Anche lasciando da parte ogni giudizio il fatto è tragico. Il 2 giugno 2019, in casa propria, è deceduta una ragazza olandese Noa Pothoven, aveva solo 17 anni. Le principali testate giornalistiche italiane solo il 4 giugno hanno parlato di morte assistita autorizzata dall’Olanda. Eutanasia.
Le ragioni di una scelta così radicale sarebbero legate alle profonde sofferenze emotive e psichiche della ragazza che ad 11 anni aveva subito una molestia e solo due anni dopo uno stupro, da due uomini. Un dolore che aveva tenuto segreto a lungo e che aveva minato la sua salute psichica. Soffriva infatti di anoressia, depressione e disturbo da stress post-traumatico. Aveva persino scritto un libro dove raccontava la sua sofferenza “Vincere o imparare”.

----------------

Stampa la parte del testo scelto che comincia dalle parole "Anche lasciando da" e si ferma dopo "autorizzata dall’Olanda. Eutanasia.".

ESTRATTO DEL DATASET:
----------------

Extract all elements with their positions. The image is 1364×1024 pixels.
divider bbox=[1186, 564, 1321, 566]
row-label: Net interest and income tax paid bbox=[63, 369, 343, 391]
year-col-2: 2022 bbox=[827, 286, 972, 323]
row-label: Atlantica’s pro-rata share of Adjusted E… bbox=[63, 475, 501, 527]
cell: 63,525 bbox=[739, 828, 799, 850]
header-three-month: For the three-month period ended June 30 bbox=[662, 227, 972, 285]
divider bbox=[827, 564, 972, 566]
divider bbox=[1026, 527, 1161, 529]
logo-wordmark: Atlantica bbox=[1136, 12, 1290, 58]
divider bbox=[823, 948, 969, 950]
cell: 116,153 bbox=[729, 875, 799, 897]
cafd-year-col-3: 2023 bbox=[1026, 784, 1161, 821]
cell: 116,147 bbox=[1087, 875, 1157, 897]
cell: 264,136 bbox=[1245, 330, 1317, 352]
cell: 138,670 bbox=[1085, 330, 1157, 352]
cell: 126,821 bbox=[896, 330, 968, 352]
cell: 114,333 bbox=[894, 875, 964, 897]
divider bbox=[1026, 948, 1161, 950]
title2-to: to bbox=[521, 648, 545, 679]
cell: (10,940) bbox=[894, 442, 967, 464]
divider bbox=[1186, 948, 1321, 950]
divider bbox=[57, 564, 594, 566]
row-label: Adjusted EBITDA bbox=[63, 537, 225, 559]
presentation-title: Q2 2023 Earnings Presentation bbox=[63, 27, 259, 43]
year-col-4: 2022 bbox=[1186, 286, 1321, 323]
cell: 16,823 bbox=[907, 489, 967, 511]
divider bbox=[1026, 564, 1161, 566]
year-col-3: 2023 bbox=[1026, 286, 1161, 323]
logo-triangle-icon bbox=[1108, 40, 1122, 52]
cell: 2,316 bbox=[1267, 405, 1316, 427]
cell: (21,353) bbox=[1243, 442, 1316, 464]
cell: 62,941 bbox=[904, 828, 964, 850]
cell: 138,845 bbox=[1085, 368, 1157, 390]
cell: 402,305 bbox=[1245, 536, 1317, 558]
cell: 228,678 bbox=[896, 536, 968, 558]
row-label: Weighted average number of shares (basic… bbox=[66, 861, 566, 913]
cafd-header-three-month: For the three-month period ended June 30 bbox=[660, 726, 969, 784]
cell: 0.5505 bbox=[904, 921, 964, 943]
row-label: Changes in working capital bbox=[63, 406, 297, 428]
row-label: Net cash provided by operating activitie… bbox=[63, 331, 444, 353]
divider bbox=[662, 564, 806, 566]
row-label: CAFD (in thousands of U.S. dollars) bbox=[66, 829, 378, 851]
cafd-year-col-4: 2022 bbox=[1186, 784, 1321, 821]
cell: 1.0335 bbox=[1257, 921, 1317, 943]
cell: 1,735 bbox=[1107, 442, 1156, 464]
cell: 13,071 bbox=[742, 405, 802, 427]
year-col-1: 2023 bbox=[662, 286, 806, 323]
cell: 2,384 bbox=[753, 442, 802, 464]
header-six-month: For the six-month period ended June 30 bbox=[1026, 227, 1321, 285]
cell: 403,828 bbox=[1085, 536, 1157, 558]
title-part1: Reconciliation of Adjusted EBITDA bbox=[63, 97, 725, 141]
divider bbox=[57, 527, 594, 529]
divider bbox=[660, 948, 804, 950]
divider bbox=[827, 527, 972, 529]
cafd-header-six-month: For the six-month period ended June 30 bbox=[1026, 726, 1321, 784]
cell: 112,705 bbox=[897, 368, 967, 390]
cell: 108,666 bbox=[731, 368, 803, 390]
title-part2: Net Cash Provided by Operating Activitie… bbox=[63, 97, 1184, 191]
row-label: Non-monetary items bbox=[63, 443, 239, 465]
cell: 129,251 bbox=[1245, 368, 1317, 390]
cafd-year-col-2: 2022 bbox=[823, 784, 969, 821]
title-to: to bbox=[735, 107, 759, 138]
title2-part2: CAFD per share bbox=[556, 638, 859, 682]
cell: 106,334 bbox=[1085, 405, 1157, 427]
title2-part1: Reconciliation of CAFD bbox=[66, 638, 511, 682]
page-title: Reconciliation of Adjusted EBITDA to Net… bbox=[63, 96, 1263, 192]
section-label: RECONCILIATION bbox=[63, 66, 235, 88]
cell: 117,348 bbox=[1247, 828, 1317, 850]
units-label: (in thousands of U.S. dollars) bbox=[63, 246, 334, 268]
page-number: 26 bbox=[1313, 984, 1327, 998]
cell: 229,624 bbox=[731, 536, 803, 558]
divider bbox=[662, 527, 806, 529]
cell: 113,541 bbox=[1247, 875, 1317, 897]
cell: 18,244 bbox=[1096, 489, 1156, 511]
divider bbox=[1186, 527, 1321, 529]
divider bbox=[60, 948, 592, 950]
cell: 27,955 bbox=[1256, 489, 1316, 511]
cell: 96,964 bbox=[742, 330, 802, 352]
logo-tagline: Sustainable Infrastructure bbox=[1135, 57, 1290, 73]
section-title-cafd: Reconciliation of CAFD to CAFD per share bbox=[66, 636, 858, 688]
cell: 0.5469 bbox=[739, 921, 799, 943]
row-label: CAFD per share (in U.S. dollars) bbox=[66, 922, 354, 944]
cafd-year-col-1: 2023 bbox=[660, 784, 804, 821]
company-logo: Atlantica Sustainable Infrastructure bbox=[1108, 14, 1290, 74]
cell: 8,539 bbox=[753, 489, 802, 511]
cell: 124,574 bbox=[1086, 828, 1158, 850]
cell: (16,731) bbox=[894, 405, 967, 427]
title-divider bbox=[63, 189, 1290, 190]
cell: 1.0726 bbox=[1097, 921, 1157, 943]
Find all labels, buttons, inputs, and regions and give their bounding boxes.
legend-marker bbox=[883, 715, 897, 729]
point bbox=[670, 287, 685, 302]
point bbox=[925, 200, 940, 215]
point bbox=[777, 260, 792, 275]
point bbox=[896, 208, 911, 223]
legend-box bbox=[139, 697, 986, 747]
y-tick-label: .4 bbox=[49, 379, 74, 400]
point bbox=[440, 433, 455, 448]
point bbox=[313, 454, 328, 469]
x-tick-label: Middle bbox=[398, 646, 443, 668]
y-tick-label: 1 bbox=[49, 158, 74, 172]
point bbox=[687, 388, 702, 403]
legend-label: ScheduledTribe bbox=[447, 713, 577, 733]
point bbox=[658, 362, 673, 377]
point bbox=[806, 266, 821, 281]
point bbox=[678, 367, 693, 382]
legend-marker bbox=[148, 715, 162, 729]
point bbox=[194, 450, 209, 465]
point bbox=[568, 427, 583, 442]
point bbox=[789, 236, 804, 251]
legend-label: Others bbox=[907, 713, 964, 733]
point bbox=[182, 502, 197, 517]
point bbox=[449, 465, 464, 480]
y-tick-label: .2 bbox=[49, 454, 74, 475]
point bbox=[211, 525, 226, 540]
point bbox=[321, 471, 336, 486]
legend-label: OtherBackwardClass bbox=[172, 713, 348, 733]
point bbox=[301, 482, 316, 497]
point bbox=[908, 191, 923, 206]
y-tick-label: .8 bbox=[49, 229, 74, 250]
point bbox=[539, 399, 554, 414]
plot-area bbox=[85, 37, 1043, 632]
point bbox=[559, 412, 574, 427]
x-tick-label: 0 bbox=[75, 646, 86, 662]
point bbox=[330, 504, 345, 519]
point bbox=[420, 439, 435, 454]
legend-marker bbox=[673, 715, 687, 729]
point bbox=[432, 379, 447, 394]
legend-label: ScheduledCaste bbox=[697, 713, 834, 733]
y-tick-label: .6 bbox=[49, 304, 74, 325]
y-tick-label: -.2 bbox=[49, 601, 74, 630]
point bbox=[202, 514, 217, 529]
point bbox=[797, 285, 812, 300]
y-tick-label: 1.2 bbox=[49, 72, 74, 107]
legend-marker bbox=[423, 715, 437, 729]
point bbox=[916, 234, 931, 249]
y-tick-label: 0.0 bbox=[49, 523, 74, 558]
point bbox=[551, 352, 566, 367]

----------------

SOLUZIONE:
Anche lasciando da parte ogni giudizio il fatto è tragico. Il 2 giugno 2019, in casa propria, è deceduta una ragazza olandese Noa Pothoven, aveva solo 17 anni. Le principali testate giornalistiche italiane solo il 4 giugno hanno parlato di morte assistita autorizzata dall’Olanda. Eutanasia.